▶ **WHAT TO DO**: Return every line of the records below unchanged, and leave the pictures out of your answer.

----

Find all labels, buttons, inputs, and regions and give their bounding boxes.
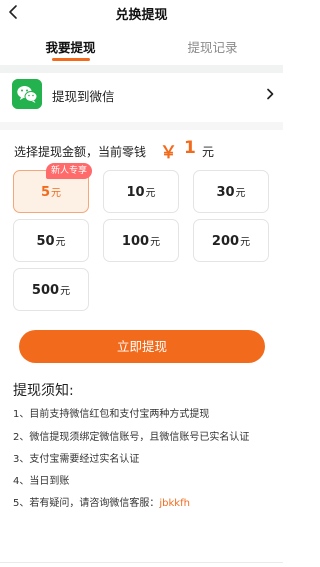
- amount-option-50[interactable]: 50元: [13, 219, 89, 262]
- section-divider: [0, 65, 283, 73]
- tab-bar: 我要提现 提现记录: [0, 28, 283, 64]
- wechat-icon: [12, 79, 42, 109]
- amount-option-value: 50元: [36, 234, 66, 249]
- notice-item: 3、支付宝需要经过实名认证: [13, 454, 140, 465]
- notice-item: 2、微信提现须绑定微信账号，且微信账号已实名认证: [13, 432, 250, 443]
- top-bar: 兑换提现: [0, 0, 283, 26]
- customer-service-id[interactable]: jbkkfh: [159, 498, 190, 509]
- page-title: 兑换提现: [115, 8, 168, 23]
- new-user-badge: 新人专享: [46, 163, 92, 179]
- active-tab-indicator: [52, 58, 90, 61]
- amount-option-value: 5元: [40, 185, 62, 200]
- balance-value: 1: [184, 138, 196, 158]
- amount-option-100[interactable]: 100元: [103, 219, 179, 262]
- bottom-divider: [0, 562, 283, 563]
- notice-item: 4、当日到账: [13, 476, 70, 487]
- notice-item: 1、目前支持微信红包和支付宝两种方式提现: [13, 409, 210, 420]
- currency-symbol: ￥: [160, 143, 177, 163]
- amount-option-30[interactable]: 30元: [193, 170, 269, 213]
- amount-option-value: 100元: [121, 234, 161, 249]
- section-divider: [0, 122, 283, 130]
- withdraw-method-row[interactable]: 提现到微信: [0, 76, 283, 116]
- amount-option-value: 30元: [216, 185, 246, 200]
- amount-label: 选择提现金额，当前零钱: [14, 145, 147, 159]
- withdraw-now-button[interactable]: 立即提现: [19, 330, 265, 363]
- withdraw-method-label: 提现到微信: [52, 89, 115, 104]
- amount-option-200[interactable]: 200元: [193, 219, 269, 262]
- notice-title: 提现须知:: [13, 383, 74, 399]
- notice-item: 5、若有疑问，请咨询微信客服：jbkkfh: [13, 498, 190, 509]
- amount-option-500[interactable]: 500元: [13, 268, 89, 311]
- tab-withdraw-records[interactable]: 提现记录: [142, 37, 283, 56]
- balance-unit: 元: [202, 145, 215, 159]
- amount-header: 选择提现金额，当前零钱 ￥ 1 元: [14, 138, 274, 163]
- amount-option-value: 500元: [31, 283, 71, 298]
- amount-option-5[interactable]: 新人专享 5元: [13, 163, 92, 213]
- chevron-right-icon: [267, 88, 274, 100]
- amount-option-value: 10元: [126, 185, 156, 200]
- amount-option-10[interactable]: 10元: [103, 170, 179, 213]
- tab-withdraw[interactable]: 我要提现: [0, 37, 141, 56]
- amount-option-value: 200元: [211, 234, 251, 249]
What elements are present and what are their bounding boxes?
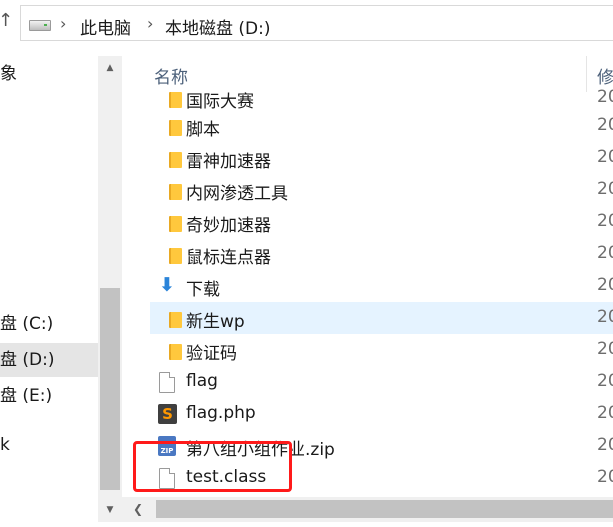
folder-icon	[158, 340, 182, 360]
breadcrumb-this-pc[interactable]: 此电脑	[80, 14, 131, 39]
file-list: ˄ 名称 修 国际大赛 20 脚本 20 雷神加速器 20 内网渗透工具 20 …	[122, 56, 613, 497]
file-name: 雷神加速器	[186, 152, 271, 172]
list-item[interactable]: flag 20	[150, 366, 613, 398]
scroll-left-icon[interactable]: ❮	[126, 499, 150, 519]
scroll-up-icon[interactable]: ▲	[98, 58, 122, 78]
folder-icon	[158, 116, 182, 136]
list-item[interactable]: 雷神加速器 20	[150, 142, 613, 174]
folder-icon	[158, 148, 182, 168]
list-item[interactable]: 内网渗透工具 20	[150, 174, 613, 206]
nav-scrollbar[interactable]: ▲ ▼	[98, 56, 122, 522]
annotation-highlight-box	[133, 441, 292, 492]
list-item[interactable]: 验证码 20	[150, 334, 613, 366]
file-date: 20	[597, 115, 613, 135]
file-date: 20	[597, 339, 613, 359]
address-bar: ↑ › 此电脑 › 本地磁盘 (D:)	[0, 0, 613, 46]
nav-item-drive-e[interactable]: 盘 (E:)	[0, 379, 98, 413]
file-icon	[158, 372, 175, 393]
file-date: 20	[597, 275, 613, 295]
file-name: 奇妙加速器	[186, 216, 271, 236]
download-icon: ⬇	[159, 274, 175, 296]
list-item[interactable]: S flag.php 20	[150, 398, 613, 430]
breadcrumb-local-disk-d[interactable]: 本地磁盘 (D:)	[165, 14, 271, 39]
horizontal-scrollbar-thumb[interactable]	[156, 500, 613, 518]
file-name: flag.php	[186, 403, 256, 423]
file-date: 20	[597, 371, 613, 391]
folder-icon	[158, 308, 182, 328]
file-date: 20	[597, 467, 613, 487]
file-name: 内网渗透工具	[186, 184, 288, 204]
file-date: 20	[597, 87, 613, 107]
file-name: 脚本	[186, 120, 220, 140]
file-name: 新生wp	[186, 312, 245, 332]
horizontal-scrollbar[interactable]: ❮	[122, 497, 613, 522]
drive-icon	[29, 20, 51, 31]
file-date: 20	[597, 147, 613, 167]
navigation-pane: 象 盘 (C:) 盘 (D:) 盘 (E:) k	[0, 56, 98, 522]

----

▶ **FINISHED TASK**:
Find all labels, buttons, inputs, and regions and give their bounding boxes.
- amount-option-50[interactable]: 50元: [13, 219, 89, 262]
- section-divider: [0, 65, 283, 73]
- tab-bar: 我要提现 提现记录: [0, 28, 283, 64]
- wechat-icon: [12, 79, 42, 109]
- amount-option-value: 50元: [36, 234, 66, 249]
- notice-item: 3、支付宝需要经过实名认证: [13, 454, 140, 465]
- notice-item: 2、微信提现须绑定微信账号，且微信账号已实名认证: [13, 432, 250, 443]
- top-bar: 兑换提现: [0, 0, 283, 26]
- customer-service-id[interactable]: jbkkfh: [159, 498, 190, 509]
- page-title: 兑换提现: [115, 8, 168, 23]
- new-user-badge: 新人专享: [46, 163, 92, 179]
- active-tab-indicator: [52, 58, 90, 61]
- amount-option-value: 5元: [40, 185, 62, 200]
- balance-value: 1: [184, 138, 196, 158]
- amount-option-100[interactable]: 100元: [103, 219, 179, 262]
- bottom-divider: [0, 562, 283, 563]
- notice-item: 4、当日到账: [13, 476, 70, 487]
- notice-item: 1、目前支持微信红包和支付宝两种方式提现: [13, 409, 210, 420]
- currency-symbol: ￥: [160, 143, 177, 163]
- amount-option-30[interactable]: 30元: [193, 170, 269, 213]
- amount-option-value: 100元: [121, 234, 161, 249]
- section-divider: [0, 122, 283, 130]
- withdraw-method-row[interactable]: 提现到微信: [0, 76, 283, 116]
- amount-option-value: 30元: [216, 185, 246, 200]
- amount-label: 选择提现金额，当前零钱: [14, 145, 147, 159]
- withdraw-now-button[interactable]: 立即提现: [19, 330, 265, 363]
- withdraw-method-label: 提现到微信: [52, 89, 115, 104]
- amount-option-200[interactable]: 200元: [193, 219, 269, 262]
- notice-title: 提现须知:: [13, 383, 74, 399]
- notice-item: 5、若有疑问，请咨询微信客服：jbkkfh: [13, 498, 190, 509]
- amount-option-500[interactable]: 500元: [13, 268, 89, 311]
- tab-withdraw-records[interactable]: 提现记录: [142, 37, 283, 56]
- balance-unit: 元: [202, 145, 215, 159]
- amount-header: 选择提现金额，当前零钱 ￥ 1 元: [14, 138, 274, 163]
- amount-option-value: 500元: [31, 283, 71, 298]
- amount-option-5[interactable]: 新人专享 5元: [13, 163, 92, 213]
- chevron-right-icon: [267, 88, 274, 100]
- amount-option-value: 10元: [126, 185, 156, 200]
- amount-option-10[interactable]: 10元: [103, 170, 179, 213]
- tab-withdraw[interactable]: 我要提现: [0, 37, 141, 56]
- amount-option-value: 200元: [211, 234, 251, 249]
What elements are present and what are their bounding boxes?
folder-icon	[158, 340, 182, 360]
breadcrumb-this-pc[interactable]: 此电脑	[80, 14, 131, 39]
file-list: ˄ 名称 修 国际大赛 20 脚本 20 雷神加速器 20 内网渗透工具 20 …	[122, 56, 613, 497]
file-name: 雷神加速器	[186, 152, 271, 172]
list-item[interactable]: flag 20	[150, 366, 613, 398]
scroll-left-icon[interactable]: ❮	[126, 499, 150, 519]
scroll-up-icon[interactable]: ▲	[98, 58, 122, 78]
folder-icon	[158, 116, 182, 136]
list-item[interactable]: 雷神加速器 20	[150, 142, 613, 174]
folder-icon	[158, 148, 182, 168]
list-item[interactable]: 内网渗透工具 20	[150, 174, 613, 206]
nav-scrollbar[interactable]: ▲ ▼	[98, 56, 122, 522]
annotation-highlight-box	[133, 441, 292, 492]
list-item[interactable]: 验证码 20	[150, 334, 613, 366]
file-date: 20	[597, 115, 613, 135]
file-date: 20	[597, 339, 613, 359]
address-bar: ↑ › 此电脑 › 本地磁盘 (D:)	[0, 0, 613, 46]
nav-item-drive-e[interactable]: 盘 (E:)	[0, 379, 98, 413]
file-icon	[158, 372, 175, 393]
file-date: 20	[597, 275, 613, 295]
file-name: 奇妙加速器	[186, 216, 271, 236]
download-icon: ⬇	[159, 274, 175, 296]
list-item[interactable]: S flag.php 20	[150, 398, 613, 430]
breadcrumb-local-disk-d[interactable]: 本地磁盘 (D:)	[165, 14, 271, 39]
horizontal-scrollbar-thumb[interactable]	[156, 500, 613, 518]
file-name: flag.php	[186, 403, 256, 423]
file-date: 20	[597, 371, 613, 391]
folder-icon	[158, 308, 182, 328]
file-date: 20	[597, 467, 613, 487]
file-name: 内网渗透工具	[186, 184, 288, 204]
file-date: 20	[597, 87, 613, 107]
file-name: 脚本	[186, 120, 220, 140]
file-name: 新生wp	[186, 312, 245, 332]
horizontal-scrollbar[interactable]: ❮	[122, 497, 613, 522]
drive-icon	[29, 20, 51, 31]
file-date: 20	[597, 147, 613, 167]
navigation-pane: 象 盘 (C:) 盘 (D:) 盘 (E:) k	[0, 56, 98, 522]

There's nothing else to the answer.